Happy Thanksgiving, Americans.
I hope it's a good day for y'all!
I'm one of those people for whom the term 'family' also means 'relatives'. I'd trust my relatives to look after me, to be there for me, to help me out of a hole - even one of my own making, and not to cheat me out of anything that's mine.
I'm not sure if that makes me 'lucky' or not. I'm not really sure it matters, except that I do have "family" - ie. people I can count on - which I firmly believe everyone should have and I know so many people don't.
Our traditions at this time of year are simply: a Christmas with the extended family (relatives and orphaned friends), plenty of food and drink and conversation and laughter, a chance to catch up with the relatives we've lost touch with in the last year.
Oh, and opening presents together on Christmas morning, before we go anywhere for lunch (which is the big meal for us). That's going to be tricky this year since stepbro 1 and his g/f are going to be in China on big travel journey over Christmas. We'll do something when they get back, but I think the stepdad will feel it on Christmas morning.

- **SET OF TASKS**
1. Rewrite the holiday post starting with "Happy Thanksgiving, Americans." and going on through "anything that's mine.", replacing "relatives" with "kin".
2. According to the holiday post, what does the family do together on Christmas morning?
The items that follow come from a separate source and are unrelated to the holiday post.

- **MATERIAL SHOWN**
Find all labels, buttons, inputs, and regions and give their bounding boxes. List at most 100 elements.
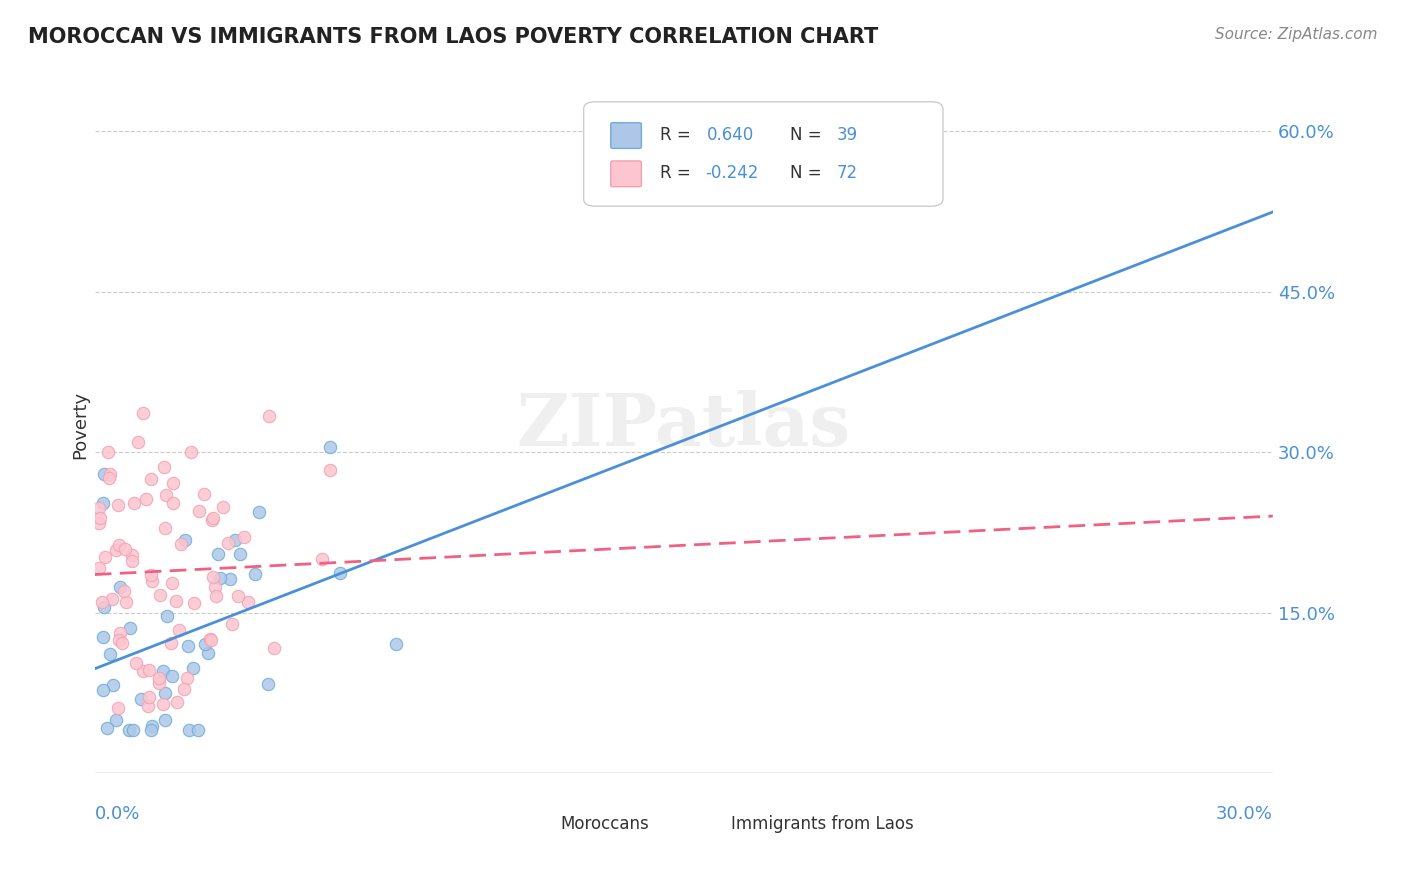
Point — [176, 671, 198, 685]
Point — [141, 719, 163, 733]
Y-axis label: Poverty: Poverty — [72, 392, 89, 459]
Point — [319, 441, 342, 455]
Point — [100, 592, 122, 607]
Point — [193, 487, 215, 501]
Point — [93, 599, 115, 614]
Point — [319, 463, 342, 477]
Point — [236, 595, 259, 609]
Point — [228, 548, 250, 562]
Text: MOROCCAN VS IMMIGRANTS FROM LAOS POVERTY CORRELATION CHART: MOROCCAN VS IMMIGRANTS FROM LAOS POVERTY… — [28, 27, 879, 46]
Point — [311, 552, 333, 566]
Point — [97, 471, 120, 485]
Point — [91, 496, 114, 510]
Point — [115, 594, 138, 608]
Point — [98, 467, 121, 482]
Point — [139, 472, 162, 486]
Point — [201, 570, 224, 584]
Point — [179, 723, 201, 738]
Point — [233, 530, 256, 544]
Point — [108, 580, 131, 594]
Point — [257, 677, 280, 691]
FancyBboxPatch shape — [610, 123, 641, 148]
Point — [87, 561, 110, 575]
FancyBboxPatch shape — [583, 102, 943, 206]
Text: -0.242: -0.242 — [704, 164, 758, 183]
Point — [155, 488, 177, 502]
Point — [122, 496, 145, 510]
Point — [108, 626, 131, 640]
Point — [204, 580, 226, 594]
Text: 39: 39 — [837, 126, 858, 145]
Point — [162, 495, 184, 509]
Point — [108, 633, 131, 648]
Point — [183, 661, 205, 675]
Point — [162, 476, 184, 491]
Point — [96, 722, 118, 736]
Point — [141, 568, 163, 582]
Point — [93, 550, 115, 565]
Point — [207, 547, 229, 561]
Point — [105, 543, 128, 558]
Point — [160, 575, 183, 590]
Point — [166, 594, 188, 608]
FancyBboxPatch shape — [516, 815, 557, 835]
Text: 0.0%: 0.0% — [94, 805, 141, 822]
Point — [160, 636, 183, 650]
Point — [187, 723, 209, 738]
Text: R =: R = — [661, 164, 696, 183]
Text: Immigrants from Laos: Immigrants from Laos — [731, 815, 914, 833]
Point — [90, 595, 112, 609]
Point — [148, 671, 170, 685]
Point — [155, 521, 177, 535]
Point — [132, 405, 155, 419]
Point — [194, 637, 217, 651]
Point — [111, 636, 134, 650]
Text: 0.640: 0.640 — [707, 126, 755, 145]
Point — [209, 571, 232, 585]
Point — [107, 498, 129, 512]
Point — [245, 567, 267, 582]
Point — [180, 445, 202, 459]
Text: Moroccans: Moroccans — [560, 815, 648, 833]
Point — [118, 723, 141, 738]
Text: R =: R = — [661, 126, 696, 145]
Point — [174, 533, 197, 548]
Point — [219, 572, 242, 586]
Point — [132, 664, 155, 678]
Point — [228, 589, 250, 603]
Point — [200, 632, 222, 647]
Point — [148, 588, 170, 602]
Point — [91, 631, 114, 645]
Point — [121, 548, 143, 562]
Point — [177, 639, 200, 653]
Point — [136, 698, 159, 713]
Point — [263, 641, 285, 656]
Point — [98, 647, 121, 661]
Text: 30.0%: 30.0% — [1216, 805, 1272, 822]
Point — [118, 621, 141, 635]
Point — [87, 516, 110, 530]
Point — [108, 538, 131, 552]
FancyBboxPatch shape — [688, 815, 727, 835]
Text: ZIPatlas: ZIPatlas — [517, 390, 851, 461]
Text: N =: N = — [790, 126, 827, 145]
Point — [202, 511, 225, 525]
Point — [221, 616, 243, 631]
Point — [187, 504, 209, 518]
Point — [201, 513, 224, 527]
Point — [156, 609, 179, 624]
Point — [183, 597, 205, 611]
Point — [257, 409, 280, 424]
Point — [141, 574, 163, 588]
Point — [139, 723, 162, 738]
Point — [87, 500, 110, 515]
Point — [200, 632, 222, 646]
Point — [152, 665, 174, 679]
Point — [167, 623, 190, 637]
Point — [135, 492, 157, 507]
FancyBboxPatch shape — [610, 161, 641, 186]
Point — [155, 713, 177, 727]
Point — [173, 681, 195, 696]
Point — [160, 669, 183, 683]
Point — [138, 663, 160, 677]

- **WORKED ANSWERS**
1.
Happy Thanksgiving, Americans.
I hope it's a good day for y'all!
I'm one of those people for whom the term 'family' also means 'kin'. I'd trust my kin to look after me, to be there for me, to help me out of a hole - even one of my own making, and not to cheat me out of anything that's mine.

2. They open presents together before going anywhere for lunch.